§ **What to work on**
Transcribe only the stretch of lines that opens with the line containing "Convert this screenshot" and closes with the last line of the listing, skipping pictures.

====== Material provided

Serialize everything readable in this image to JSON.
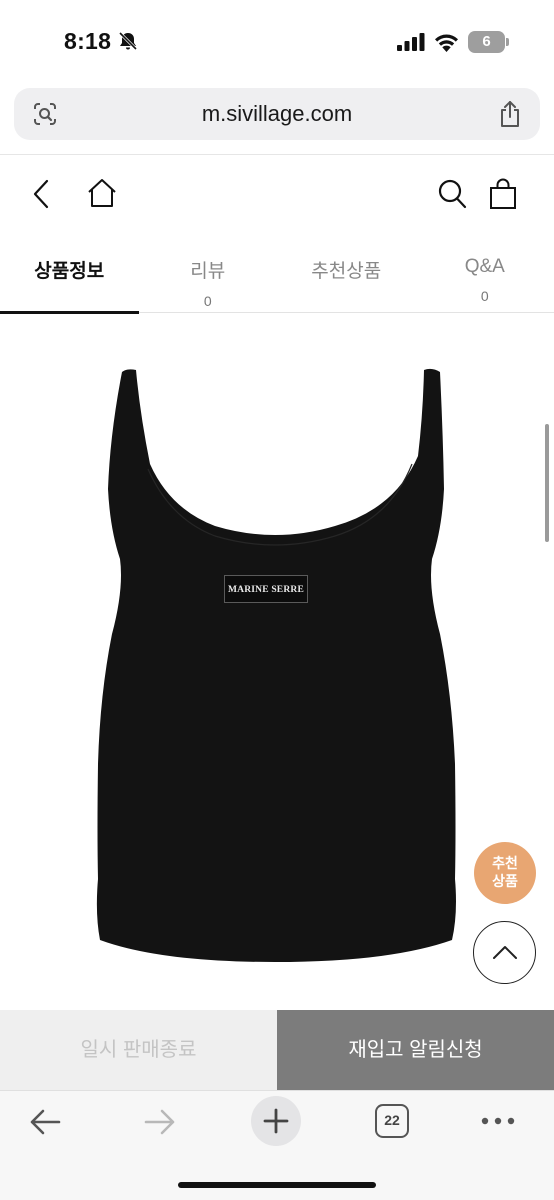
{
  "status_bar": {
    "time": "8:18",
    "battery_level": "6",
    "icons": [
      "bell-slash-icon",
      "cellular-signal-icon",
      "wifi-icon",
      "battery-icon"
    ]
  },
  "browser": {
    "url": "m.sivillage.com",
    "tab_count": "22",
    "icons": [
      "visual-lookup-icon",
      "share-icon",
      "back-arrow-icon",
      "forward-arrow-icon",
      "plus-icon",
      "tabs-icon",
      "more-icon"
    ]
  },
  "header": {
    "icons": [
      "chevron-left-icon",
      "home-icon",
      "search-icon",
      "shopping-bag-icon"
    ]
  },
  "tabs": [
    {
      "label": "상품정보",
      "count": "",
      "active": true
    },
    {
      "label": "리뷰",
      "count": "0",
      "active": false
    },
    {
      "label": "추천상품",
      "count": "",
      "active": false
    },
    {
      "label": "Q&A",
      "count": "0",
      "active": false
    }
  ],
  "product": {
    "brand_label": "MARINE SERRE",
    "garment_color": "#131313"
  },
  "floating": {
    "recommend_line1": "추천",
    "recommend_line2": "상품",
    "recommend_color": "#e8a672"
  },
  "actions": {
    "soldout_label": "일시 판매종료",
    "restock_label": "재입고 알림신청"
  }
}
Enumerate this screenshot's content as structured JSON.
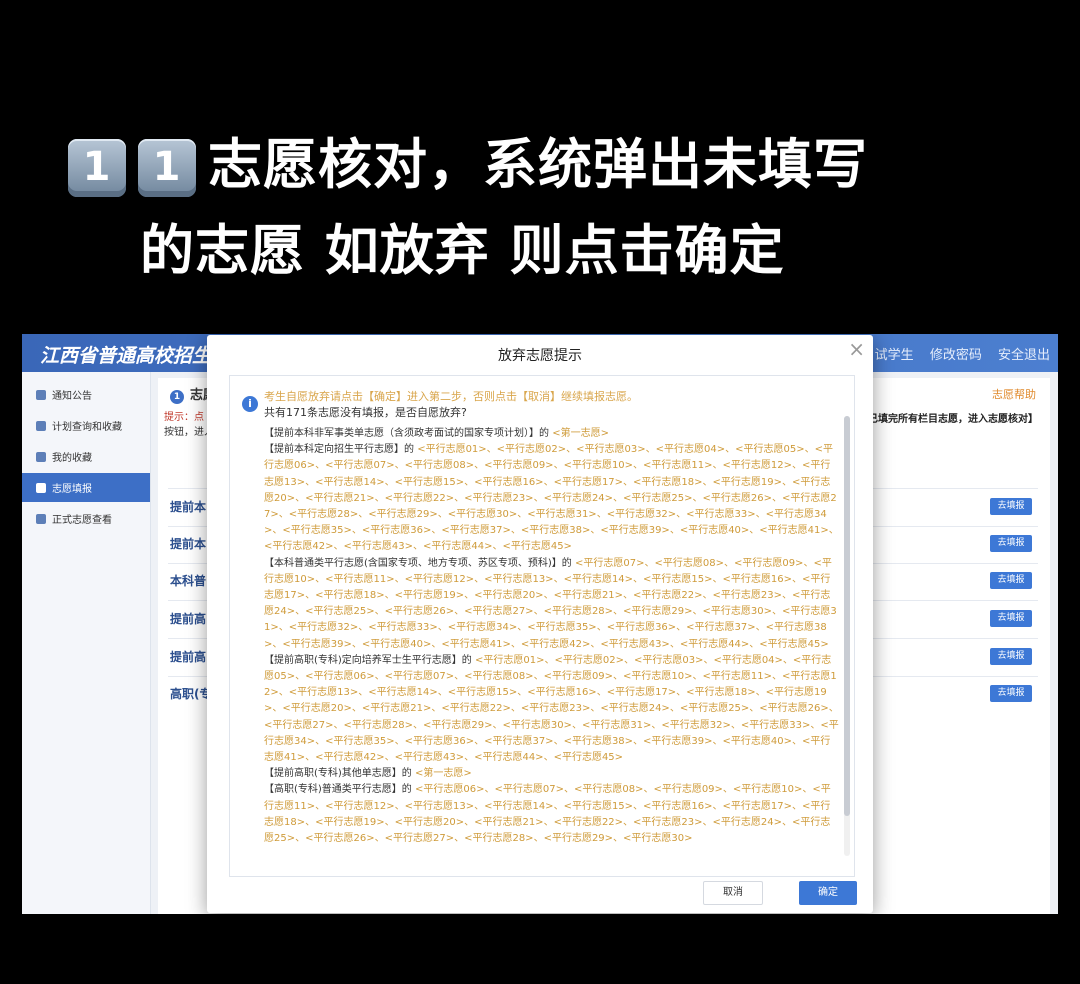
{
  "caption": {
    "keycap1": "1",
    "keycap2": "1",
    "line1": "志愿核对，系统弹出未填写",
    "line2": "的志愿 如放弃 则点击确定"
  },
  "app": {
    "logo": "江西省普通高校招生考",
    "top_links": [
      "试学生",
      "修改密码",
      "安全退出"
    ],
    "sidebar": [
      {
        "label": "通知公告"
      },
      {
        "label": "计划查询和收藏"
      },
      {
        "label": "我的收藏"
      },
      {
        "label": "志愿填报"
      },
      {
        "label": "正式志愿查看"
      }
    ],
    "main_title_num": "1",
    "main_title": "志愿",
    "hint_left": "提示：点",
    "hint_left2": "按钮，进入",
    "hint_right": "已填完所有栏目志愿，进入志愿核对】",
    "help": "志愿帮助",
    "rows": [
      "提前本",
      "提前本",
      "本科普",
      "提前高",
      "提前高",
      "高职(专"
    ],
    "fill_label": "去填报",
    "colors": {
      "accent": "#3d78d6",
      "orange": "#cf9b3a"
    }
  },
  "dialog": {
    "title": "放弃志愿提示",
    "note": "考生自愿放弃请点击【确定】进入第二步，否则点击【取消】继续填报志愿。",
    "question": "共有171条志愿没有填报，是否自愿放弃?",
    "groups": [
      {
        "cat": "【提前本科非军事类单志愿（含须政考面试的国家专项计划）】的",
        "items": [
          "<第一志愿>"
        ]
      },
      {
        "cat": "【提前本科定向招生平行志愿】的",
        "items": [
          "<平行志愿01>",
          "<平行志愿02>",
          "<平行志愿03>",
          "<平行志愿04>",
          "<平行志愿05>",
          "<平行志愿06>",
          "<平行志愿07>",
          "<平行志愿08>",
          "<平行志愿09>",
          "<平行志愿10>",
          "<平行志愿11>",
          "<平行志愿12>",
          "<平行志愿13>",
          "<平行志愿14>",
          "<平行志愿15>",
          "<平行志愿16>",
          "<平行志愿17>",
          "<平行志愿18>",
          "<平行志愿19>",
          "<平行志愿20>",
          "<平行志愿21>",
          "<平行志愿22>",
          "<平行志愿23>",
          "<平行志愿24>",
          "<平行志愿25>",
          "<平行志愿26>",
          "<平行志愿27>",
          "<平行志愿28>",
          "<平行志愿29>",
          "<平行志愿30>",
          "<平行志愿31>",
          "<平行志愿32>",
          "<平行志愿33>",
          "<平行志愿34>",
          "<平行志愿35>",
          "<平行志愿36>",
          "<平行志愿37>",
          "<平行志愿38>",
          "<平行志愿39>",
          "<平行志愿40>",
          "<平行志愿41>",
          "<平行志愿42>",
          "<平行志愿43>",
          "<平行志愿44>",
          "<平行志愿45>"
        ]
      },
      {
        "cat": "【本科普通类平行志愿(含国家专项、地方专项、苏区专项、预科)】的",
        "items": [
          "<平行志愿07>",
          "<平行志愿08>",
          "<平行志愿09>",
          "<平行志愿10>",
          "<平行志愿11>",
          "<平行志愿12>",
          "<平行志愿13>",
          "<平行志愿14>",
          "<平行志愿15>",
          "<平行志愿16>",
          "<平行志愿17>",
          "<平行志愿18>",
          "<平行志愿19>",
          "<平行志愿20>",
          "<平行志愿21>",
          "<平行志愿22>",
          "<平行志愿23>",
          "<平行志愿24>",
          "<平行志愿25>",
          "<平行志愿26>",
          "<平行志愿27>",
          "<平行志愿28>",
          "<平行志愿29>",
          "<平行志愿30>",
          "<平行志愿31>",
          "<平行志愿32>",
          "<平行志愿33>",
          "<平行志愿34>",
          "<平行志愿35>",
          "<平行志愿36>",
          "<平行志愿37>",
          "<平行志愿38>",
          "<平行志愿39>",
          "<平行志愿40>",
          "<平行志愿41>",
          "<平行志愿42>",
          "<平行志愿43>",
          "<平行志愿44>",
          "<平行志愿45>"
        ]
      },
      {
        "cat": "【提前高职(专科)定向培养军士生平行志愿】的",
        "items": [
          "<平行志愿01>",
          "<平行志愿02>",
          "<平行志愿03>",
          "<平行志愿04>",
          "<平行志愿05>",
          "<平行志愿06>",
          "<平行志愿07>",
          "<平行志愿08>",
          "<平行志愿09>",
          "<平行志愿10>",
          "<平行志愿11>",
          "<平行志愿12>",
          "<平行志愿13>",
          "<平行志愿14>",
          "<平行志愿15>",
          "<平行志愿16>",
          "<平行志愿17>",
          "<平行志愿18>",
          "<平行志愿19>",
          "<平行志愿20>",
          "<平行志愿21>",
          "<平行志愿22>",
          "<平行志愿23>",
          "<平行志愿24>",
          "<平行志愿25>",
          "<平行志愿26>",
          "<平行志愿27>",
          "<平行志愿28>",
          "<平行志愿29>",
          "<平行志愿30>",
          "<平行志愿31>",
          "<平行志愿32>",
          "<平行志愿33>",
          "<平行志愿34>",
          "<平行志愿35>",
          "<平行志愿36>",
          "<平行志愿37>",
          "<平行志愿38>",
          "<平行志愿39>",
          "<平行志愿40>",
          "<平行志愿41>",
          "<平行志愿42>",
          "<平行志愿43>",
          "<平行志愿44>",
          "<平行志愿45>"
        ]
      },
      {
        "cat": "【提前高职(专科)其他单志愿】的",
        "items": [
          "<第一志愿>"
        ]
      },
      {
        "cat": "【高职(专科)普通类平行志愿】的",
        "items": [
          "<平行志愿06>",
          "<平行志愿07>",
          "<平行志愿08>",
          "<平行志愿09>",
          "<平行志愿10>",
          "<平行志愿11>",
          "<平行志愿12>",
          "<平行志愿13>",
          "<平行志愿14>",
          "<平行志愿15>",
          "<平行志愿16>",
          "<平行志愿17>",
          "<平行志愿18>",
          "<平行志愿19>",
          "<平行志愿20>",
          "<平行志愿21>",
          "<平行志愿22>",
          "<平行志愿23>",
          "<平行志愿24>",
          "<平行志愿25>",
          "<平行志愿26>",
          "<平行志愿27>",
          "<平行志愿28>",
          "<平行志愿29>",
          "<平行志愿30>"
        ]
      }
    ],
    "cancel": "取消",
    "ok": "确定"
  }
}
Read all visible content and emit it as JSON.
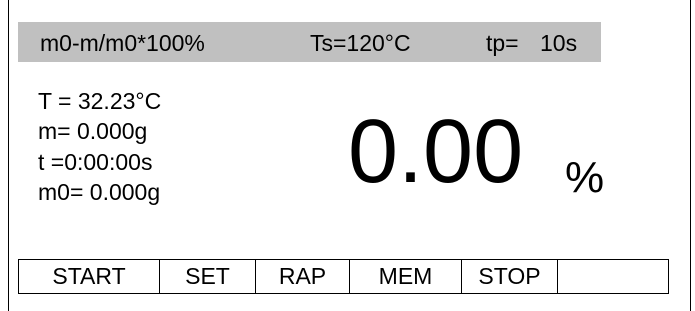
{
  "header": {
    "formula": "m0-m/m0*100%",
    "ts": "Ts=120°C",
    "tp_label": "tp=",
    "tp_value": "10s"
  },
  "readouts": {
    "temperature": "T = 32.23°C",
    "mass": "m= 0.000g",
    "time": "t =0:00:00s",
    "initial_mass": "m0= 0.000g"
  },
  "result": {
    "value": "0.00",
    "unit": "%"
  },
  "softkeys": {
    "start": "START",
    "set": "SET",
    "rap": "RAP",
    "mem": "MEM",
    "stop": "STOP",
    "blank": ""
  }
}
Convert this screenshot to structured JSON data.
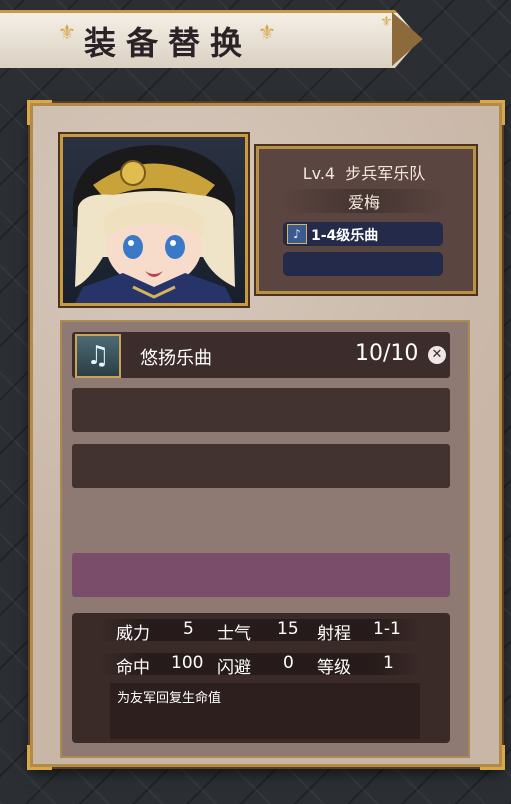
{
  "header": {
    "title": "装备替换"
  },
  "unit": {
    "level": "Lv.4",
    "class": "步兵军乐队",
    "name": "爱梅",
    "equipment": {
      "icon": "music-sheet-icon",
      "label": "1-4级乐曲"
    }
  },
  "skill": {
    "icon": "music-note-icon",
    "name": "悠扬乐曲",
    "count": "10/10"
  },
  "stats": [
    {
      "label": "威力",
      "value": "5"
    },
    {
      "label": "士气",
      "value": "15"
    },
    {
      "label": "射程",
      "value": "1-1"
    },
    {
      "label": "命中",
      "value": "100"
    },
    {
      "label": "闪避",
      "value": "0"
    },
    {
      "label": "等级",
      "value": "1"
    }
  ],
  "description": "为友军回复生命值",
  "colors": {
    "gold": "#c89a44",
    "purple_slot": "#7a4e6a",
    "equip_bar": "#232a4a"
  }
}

============

§ **Task response**
Convert this screenshot to structured JSON data.
{
  "header": {
    "title": "装备替换"
  },
  "unit": {
    "level": "Lv.4",
    "class": "步兵军乐队",
    "name": "爱梅",
    "equipment": {
      "icon": "music-sheet-icon",
      "label": "1-4级乐曲"
    }
  },
  "skill": {
    "icon": "music-note-icon",
    "name": "悠扬乐曲",
    "count": "10/10"
  },
  "stats": [
    {
      "label": "威力",
      "value": "5"
    },
    {
      "label": "士气",
      "value": "15"
    },
    {
      "label": "射程",
      "value": "1-1"
    },
    {
      "label": "命中",
      "value": "100"
    },
    {
      "label": "闪避",
      "value": "0"
    },
    {
      "label": "等级",
      "value": "1"
    }
  ],
  "description": "为友军回复生命值",
  "colors": {
    "gold": "#c89a44",
    "purple_slot": "#7a4e6a",
    "equip_bar": "#232a4a"
  }
}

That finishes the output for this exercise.